# START OF Records provided

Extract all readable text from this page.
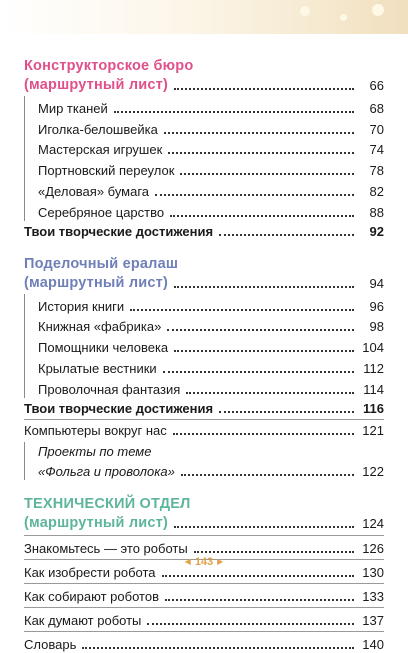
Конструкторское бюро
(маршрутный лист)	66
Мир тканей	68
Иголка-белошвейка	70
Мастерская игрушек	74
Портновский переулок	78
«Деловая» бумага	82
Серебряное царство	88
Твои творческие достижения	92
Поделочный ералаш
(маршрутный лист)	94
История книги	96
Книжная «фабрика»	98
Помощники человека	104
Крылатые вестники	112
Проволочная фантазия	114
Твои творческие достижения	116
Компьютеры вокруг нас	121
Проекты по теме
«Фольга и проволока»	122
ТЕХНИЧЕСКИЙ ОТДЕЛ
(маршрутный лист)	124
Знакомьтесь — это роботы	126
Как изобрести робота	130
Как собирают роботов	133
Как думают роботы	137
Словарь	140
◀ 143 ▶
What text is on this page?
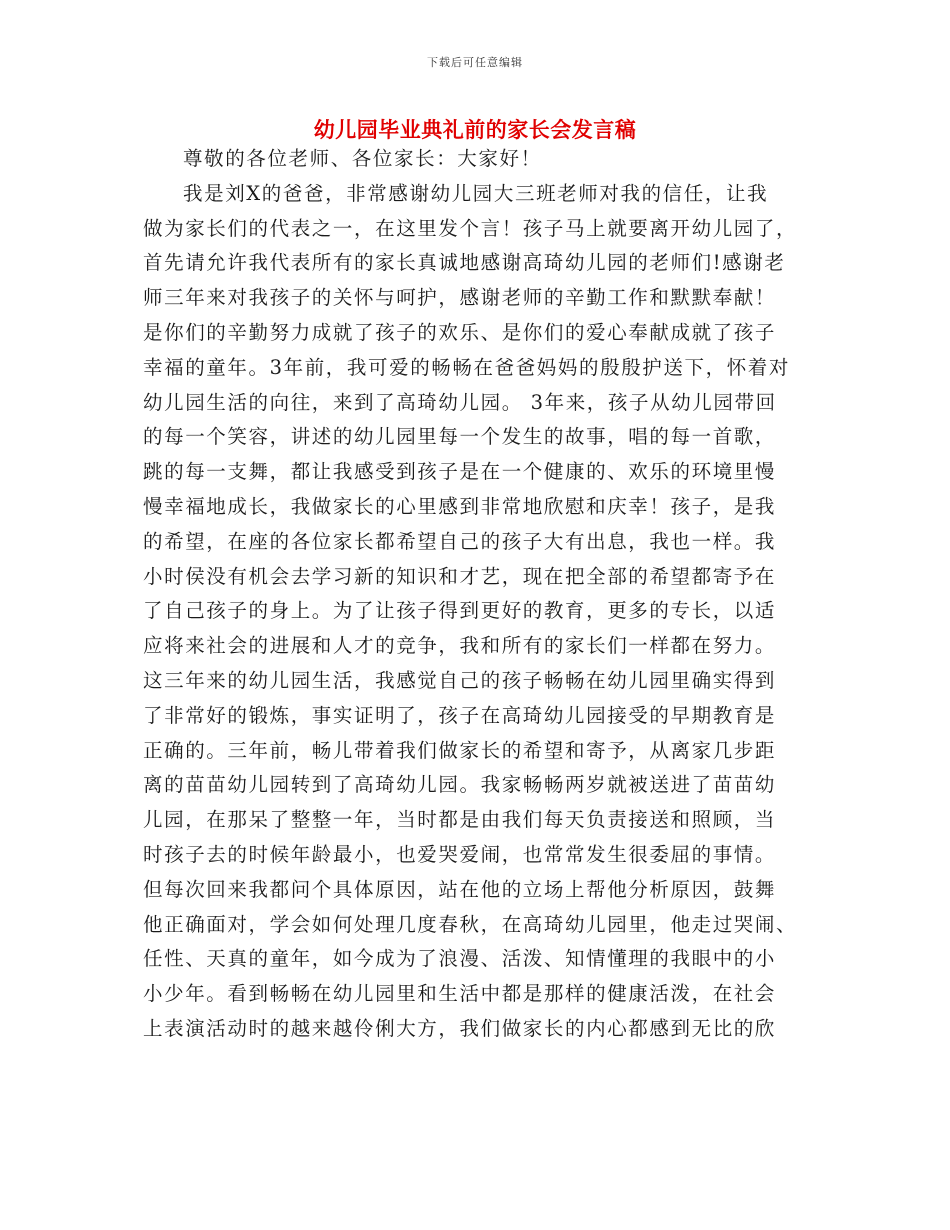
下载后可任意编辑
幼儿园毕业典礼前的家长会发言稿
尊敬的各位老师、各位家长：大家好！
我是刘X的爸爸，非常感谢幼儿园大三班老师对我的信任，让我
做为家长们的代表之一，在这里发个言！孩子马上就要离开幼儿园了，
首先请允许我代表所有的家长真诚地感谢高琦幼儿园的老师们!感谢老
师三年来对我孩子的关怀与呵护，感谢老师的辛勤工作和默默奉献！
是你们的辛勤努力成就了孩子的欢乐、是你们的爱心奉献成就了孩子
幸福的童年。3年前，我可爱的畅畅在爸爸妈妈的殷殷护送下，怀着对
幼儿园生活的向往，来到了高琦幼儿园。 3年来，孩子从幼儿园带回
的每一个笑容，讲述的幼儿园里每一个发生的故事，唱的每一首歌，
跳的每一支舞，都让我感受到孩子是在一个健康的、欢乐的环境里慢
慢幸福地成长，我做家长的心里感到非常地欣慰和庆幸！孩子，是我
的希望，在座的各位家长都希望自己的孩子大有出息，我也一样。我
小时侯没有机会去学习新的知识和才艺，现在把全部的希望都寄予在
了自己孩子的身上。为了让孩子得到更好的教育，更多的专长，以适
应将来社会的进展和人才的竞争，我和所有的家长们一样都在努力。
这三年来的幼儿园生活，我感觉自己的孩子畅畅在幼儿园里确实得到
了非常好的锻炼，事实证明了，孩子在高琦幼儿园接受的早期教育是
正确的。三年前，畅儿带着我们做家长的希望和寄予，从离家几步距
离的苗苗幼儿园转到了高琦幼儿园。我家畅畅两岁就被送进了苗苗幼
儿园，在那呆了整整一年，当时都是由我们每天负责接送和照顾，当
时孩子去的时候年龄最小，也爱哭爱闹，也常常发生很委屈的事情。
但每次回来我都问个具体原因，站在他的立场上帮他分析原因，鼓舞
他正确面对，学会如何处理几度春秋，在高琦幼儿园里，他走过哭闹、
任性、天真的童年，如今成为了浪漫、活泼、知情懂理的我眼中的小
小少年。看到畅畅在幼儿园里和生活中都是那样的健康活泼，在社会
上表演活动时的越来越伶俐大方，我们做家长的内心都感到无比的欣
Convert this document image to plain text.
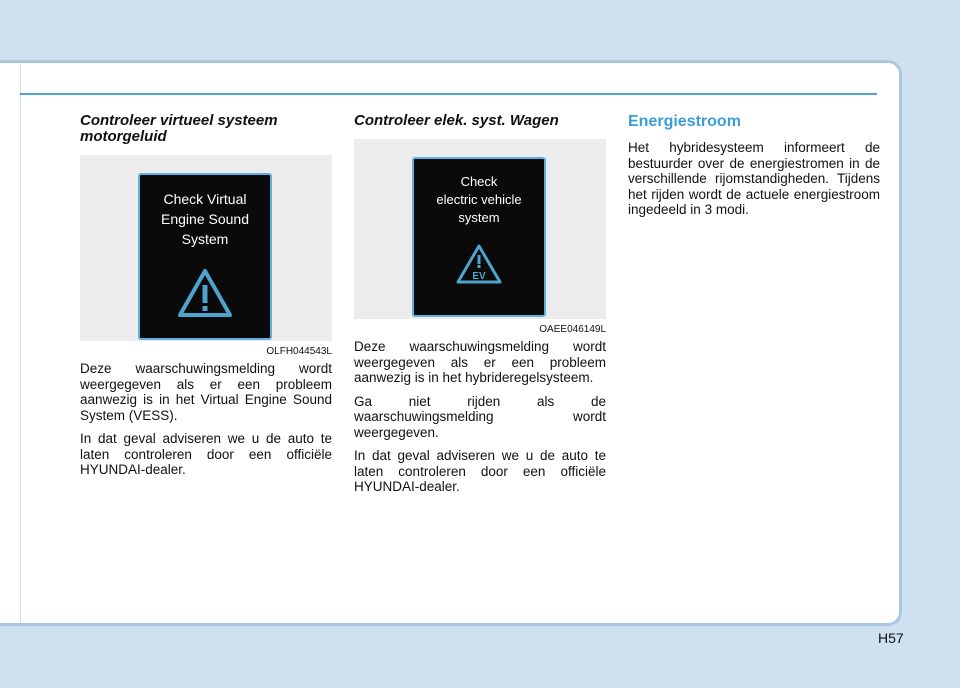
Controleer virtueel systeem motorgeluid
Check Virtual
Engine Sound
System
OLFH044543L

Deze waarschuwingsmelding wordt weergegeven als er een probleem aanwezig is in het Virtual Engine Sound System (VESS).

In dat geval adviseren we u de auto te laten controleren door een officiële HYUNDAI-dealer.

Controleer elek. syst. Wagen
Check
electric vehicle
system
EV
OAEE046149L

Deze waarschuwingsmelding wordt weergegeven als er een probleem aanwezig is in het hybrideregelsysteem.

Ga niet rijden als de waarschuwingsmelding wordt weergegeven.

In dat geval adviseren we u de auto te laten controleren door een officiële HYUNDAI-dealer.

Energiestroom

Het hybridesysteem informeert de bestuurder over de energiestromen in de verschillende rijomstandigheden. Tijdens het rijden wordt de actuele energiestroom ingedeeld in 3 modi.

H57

# END OF Records provided

> Task description: Reproduce the listing word for word and omit its pictures.

> Written solution:
Extract all readable text from this page.
Конструкторское бюро
(маршрутный лист)	66
Мир тканей	68
Иголка-белошвейка	70
Мастерская игрушек	74
Портновский переулок	78
«Деловая» бумага	82
Серебряное царство	88
Твои творческие достижения	92
Поделочный ералаш
(маршрутный лист)	94
История книги	96
Книжная «фабрика»	98
Помощники человека	104
Крылатые вестники	112
Проволочная фантазия	114
Твои творческие достижения	116
Компьютеры вокруг нас	121
Проекты по теме
«Фольга и проволока»	122
ТЕХНИЧЕСКИЙ ОТДЕЛ
(маршрутный лист)	124
Знакомьтесь — это роботы	126
Как изобрести робота	130
Как собирают роботов	133
Как думают роботы	137
Словарь	140
◀ 143 ▶
What text is on this page?
下载后可任意编辑
幼儿园毕业典礼前的家长会发言稿
尊敬的各位老师、各位家长：大家好！
我是刘X的爸爸，非常感谢幼儿园大三班老师对我的信任，让我
做为家长们的代表之一，在这里发个言！孩子马上就要离开幼儿园了，
首先请允许我代表所有的家长真诚地感谢高琦幼儿园的老师们!感谢老
师三年来对我孩子的关怀与呵护，感谢老师的辛勤工作和默默奉献！
是你们的辛勤努力成就了孩子的欢乐、是你们的爱心奉献成就了孩子
幸福的童年。3年前，我可爱的畅畅在爸爸妈妈的殷殷护送下，怀着对
幼儿园生活的向往，来到了高琦幼儿园。 3年来，孩子从幼儿园带回
的每一个笑容，讲述的幼儿园里每一个发生的故事，唱的每一首歌，
跳的每一支舞，都让我感受到孩子是在一个健康的、欢乐的环境里慢
慢幸福地成长，我做家长的心里感到非常地欣慰和庆幸！孩子，是我
的希望，在座的各位家长都希望自己的孩子大有出息，我也一样。我
小时侯没有机会去学习新的知识和才艺，现在把全部的希望都寄予在
了自己孩子的身上。为了让孩子得到更好的教育，更多的专长，以适
应将来社会的进展和人才的竞争，我和所有的家长们一样都在努力。
这三年来的幼儿园生活，我感觉自己的孩子畅畅在幼儿园里确实得到
了非常好的锻炼，事实证明了，孩子在高琦幼儿园接受的早期教育是
正确的。三年前，畅儿带着我们做家长的希望和寄予，从离家几步距
离的苗苗幼儿园转到了高琦幼儿园。我家畅畅两岁就被送进了苗苗幼
儿园，在那呆了整整一年，当时都是由我们每天负责接送和照顾，当
时孩子去的时候年龄最小，也爱哭爱闹，也常常发生很委屈的事情。
但每次回来我都问个具体原因，站在他的立场上帮他分析原因，鼓舞
他正确面对，学会如何处理几度春秋，在高琦幼儿园里，他走过哭闹、
任性、天真的童年，如今成为了浪漫、活泼、知情懂理的我眼中的小
小少年。看到畅畅在幼儿园里和生活中都是那样的健康活泼，在社会
上表演活动时的越来越伶俐大方，我们做家长的内心都感到无比的欣
Convert this document image to plain text.
Controleer virtueel systeem motorgeluid
Check Virtual
Engine Sound
System
OLFH044543L

Deze waarschuwingsmelding wordt weergegeven als er een probleem aanwezig is in het Virtual Engine Sound System (VESS).

In dat geval adviseren we u de auto te laten controleren door een officiële HYUNDAI-dealer.

Controleer elek. syst. Wagen
Check
electric vehicle
system
EV
OAEE046149L

Deze waarschuwingsmelding wordt weergegeven als er een probleem aanwezig is in het hybrideregelsysteem.

Ga niet rijden als de waarschuwingsmelding wordt weergegeven.

In dat geval adviseren we u de auto te laten controleren door een officiële HYUNDAI-dealer.

Energiestroom

Het hybridesysteem informeert de bestuurder over de energiestromen in de verschillende rijomstandigheden. Tijdens het rijden wordt de actuele energiestroom ingedeeld in 3 modi.

H57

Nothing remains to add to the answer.